[START GIVEN ENTRIES]
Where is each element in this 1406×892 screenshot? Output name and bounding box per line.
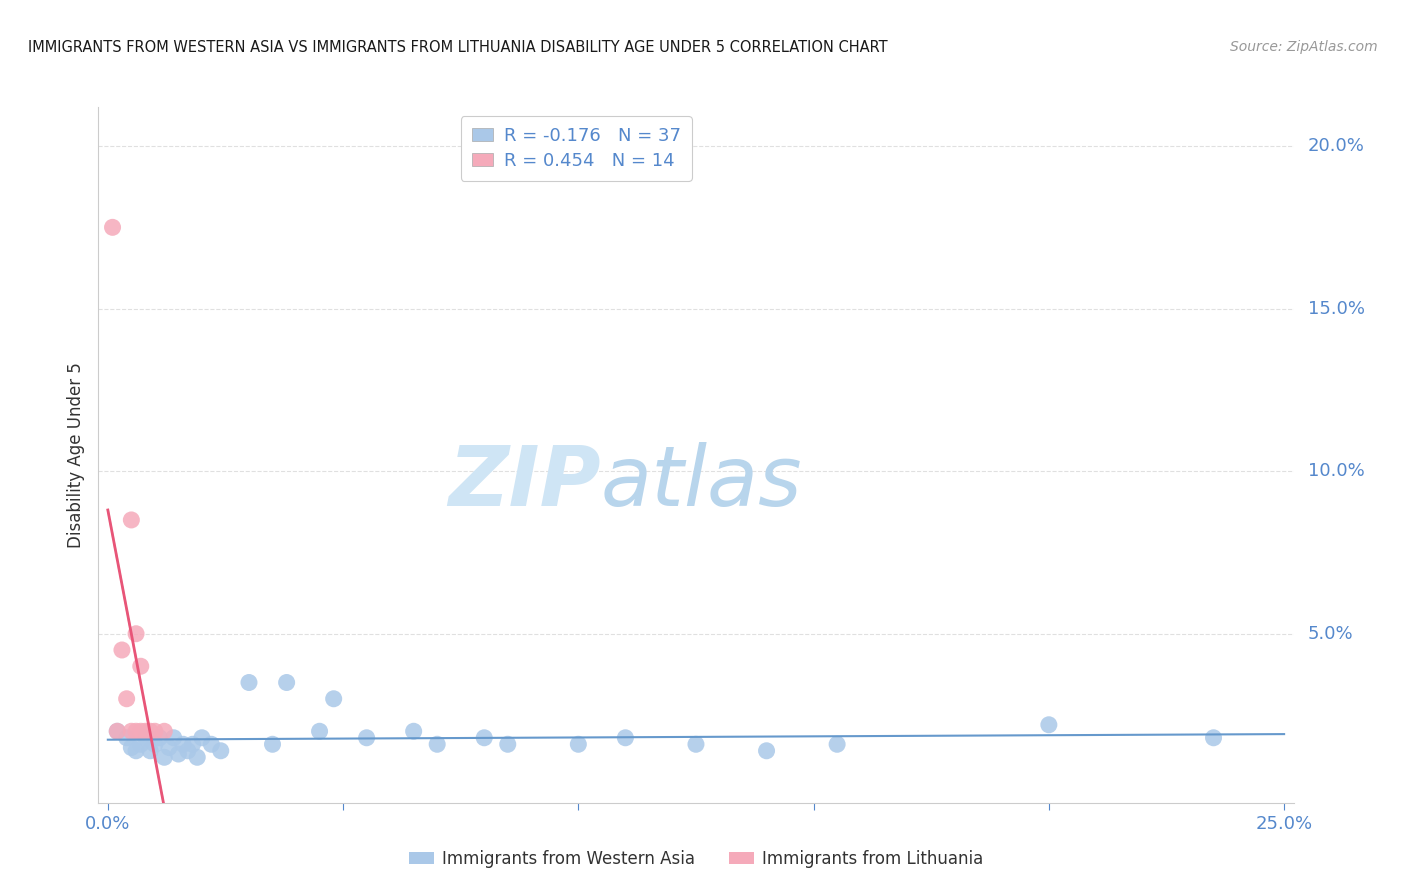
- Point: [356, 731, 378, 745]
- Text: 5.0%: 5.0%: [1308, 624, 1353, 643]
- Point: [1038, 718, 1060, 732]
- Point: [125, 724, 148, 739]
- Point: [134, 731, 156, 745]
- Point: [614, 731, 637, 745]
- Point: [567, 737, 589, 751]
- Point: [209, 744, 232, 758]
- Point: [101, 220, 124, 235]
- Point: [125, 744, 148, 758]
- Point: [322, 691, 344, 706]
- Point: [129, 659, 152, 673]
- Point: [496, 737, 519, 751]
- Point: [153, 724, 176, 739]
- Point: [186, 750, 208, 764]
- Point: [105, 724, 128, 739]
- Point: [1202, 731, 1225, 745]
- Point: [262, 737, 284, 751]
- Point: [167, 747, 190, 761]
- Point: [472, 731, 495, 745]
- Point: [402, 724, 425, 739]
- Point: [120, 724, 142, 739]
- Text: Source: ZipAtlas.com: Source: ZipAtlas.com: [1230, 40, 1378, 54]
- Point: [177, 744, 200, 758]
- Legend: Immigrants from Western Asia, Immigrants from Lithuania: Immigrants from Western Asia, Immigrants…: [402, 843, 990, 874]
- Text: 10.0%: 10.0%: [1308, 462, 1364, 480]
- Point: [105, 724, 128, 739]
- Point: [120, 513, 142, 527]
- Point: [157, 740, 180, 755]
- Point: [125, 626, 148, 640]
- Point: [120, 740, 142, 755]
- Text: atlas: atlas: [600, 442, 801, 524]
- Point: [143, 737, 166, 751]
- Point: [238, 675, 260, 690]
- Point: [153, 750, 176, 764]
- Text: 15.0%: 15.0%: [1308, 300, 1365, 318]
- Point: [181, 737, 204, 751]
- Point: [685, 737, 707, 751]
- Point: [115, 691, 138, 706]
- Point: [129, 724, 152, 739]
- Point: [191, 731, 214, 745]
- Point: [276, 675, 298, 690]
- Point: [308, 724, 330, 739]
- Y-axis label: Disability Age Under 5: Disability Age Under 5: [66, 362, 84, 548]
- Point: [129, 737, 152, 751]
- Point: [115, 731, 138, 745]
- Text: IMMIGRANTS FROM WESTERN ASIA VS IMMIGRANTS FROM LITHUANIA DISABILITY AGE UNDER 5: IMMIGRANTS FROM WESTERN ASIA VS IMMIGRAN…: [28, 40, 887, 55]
[END GIVEN ENTRIES]
Write out the listing above line for line, without any changes, and leave out the pictures.

■ **RESPONSE TO THE EXERCISE**
Where is each element in this 1406×892 screenshot? Output name and bounding box per line.
- Point: [356, 731, 378, 745]
- Text: 5.0%: 5.0%: [1308, 624, 1353, 643]
- Point: [1038, 718, 1060, 732]
- Point: [125, 724, 148, 739]
- Point: [134, 731, 156, 745]
- Point: [614, 731, 637, 745]
- Point: [567, 737, 589, 751]
- Point: [209, 744, 232, 758]
- Point: [101, 220, 124, 235]
- Point: [125, 744, 148, 758]
- Point: [322, 691, 344, 706]
- Point: [129, 659, 152, 673]
- Point: [496, 737, 519, 751]
- Point: [153, 724, 176, 739]
- Point: [186, 750, 208, 764]
- Point: [105, 724, 128, 739]
- Point: [1202, 731, 1225, 745]
- Point: [262, 737, 284, 751]
- Point: [167, 747, 190, 761]
- Point: [472, 731, 495, 745]
- Point: [402, 724, 425, 739]
- Point: [120, 724, 142, 739]
- Text: Source: ZipAtlas.com: Source: ZipAtlas.com: [1230, 40, 1378, 54]
- Point: [177, 744, 200, 758]
- Legend: Immigrants from Western Asia, Immigrants from Lithuania: Immigrants from Western Asia, Immigrants…: [402, 843, 990, 874]
- Text: 10.0%: 10.0%: [1308, 462, 1364, 480]
- Point: [105, 724, 128, 739]
- Point: [120, 513, 142, 527]
- Point: [157, 740, 180, 755]
- Point: [125, 626, 148, 640]
- Point: [120, 740, 142, 755]
- Text: atlas: atlas: [600, 442, 801, 524]
- Point: [143, 737, 166, 751]
- Point: [238, 675, 260, 690]
- Point: [153, 750, 176, 764]
- Text: 15.0%: 15.0%: [1308, 300, 1365, 318]
- Point: [181, 737, 204, 751]
- Point: [685, 737, 707, 751]
- Point: [115, 691, 138, 706]
- Point: [129, 724, 152, 739]
- Point: [191, 731, 214, 745]
- Point: [276, 675, 298, 690]
- Point: [308, 724, 330, 739]
- Y-axis label: Disability Age Under 5: Disability Age Under 5: [66, 362, 84, 548]
- Point: [129, 737, 152, 751]
- Point: [115, 731, 138, 745]
- Text: IMMIGRANTS FROM WESTERN ASIA VS IMMIGRANTS FROM LITHUANIA DISABILITY AGE UNDER 5: IMMIGRANTS FROM WESTERN ASIA VS IMMIGRAN…: [28, 40, 887, 55]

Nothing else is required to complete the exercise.